(Data entries)
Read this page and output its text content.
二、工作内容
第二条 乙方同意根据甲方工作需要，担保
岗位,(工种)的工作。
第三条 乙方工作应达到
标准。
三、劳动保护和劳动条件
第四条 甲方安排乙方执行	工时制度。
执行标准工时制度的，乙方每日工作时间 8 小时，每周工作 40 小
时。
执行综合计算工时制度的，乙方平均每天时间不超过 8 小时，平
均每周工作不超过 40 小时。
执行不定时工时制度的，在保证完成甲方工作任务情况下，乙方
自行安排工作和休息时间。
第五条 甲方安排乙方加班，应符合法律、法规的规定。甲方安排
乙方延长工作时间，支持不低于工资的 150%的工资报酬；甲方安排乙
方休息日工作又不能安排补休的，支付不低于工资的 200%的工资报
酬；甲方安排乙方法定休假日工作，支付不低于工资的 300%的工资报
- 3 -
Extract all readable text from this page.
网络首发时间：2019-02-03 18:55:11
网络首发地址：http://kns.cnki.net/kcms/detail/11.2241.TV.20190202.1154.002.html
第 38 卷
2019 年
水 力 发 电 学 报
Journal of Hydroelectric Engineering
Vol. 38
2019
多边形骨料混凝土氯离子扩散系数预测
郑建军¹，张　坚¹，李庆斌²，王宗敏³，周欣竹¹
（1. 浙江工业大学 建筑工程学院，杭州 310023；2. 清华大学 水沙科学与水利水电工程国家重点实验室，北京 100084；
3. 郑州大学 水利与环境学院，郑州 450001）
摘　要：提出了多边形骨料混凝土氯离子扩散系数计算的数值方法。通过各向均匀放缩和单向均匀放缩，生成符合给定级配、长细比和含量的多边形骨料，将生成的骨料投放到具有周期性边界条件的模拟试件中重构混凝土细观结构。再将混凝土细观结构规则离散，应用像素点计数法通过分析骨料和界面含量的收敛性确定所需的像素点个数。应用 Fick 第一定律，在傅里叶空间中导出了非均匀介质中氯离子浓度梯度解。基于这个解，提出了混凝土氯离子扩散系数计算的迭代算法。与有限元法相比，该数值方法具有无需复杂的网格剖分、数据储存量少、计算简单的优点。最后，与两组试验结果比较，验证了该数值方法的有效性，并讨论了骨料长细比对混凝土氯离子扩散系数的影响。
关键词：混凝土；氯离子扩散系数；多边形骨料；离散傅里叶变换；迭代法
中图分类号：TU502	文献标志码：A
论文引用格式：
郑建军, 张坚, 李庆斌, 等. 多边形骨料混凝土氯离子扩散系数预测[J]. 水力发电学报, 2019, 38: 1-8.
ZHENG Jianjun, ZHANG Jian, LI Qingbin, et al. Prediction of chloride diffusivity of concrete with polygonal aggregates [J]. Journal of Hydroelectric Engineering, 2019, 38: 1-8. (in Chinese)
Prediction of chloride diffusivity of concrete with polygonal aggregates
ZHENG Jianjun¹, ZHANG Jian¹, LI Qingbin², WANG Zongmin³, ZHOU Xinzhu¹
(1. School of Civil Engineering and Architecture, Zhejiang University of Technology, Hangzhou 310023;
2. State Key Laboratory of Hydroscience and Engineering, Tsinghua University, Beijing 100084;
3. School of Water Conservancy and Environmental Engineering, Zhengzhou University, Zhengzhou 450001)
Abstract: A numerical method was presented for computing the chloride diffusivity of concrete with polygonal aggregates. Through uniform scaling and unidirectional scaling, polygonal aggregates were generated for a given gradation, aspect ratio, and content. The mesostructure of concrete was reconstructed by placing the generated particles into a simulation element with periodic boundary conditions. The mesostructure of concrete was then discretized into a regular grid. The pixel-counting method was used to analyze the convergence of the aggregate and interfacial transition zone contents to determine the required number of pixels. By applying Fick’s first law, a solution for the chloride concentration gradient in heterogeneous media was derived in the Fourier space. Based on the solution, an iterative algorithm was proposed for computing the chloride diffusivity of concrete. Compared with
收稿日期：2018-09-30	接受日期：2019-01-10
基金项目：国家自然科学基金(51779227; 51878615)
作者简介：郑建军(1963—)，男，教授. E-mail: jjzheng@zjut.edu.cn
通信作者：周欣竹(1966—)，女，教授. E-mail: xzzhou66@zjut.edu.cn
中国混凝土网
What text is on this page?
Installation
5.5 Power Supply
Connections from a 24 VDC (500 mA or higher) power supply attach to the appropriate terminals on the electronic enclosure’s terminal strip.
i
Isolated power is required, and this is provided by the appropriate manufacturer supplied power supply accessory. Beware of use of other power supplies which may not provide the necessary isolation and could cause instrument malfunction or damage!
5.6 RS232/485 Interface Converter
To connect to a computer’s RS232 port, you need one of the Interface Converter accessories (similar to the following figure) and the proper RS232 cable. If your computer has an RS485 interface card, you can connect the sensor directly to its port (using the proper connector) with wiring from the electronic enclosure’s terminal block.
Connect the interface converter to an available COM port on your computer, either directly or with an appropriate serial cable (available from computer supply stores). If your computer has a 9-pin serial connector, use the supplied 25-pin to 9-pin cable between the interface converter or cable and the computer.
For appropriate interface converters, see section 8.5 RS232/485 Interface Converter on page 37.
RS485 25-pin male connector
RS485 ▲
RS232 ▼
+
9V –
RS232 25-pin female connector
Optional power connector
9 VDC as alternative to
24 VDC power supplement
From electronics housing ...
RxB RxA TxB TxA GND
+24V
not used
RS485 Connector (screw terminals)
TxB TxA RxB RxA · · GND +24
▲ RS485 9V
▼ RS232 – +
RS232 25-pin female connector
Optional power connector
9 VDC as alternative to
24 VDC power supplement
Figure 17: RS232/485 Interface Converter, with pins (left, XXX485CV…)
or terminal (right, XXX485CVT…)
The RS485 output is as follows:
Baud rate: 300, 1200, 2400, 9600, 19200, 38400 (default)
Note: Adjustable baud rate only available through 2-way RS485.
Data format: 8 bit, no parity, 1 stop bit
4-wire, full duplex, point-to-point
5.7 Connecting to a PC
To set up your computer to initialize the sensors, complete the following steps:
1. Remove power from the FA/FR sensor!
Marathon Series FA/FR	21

» Task statement
Count how many lines above include the word "School" and answer with that figure only.

» Exercise solution
2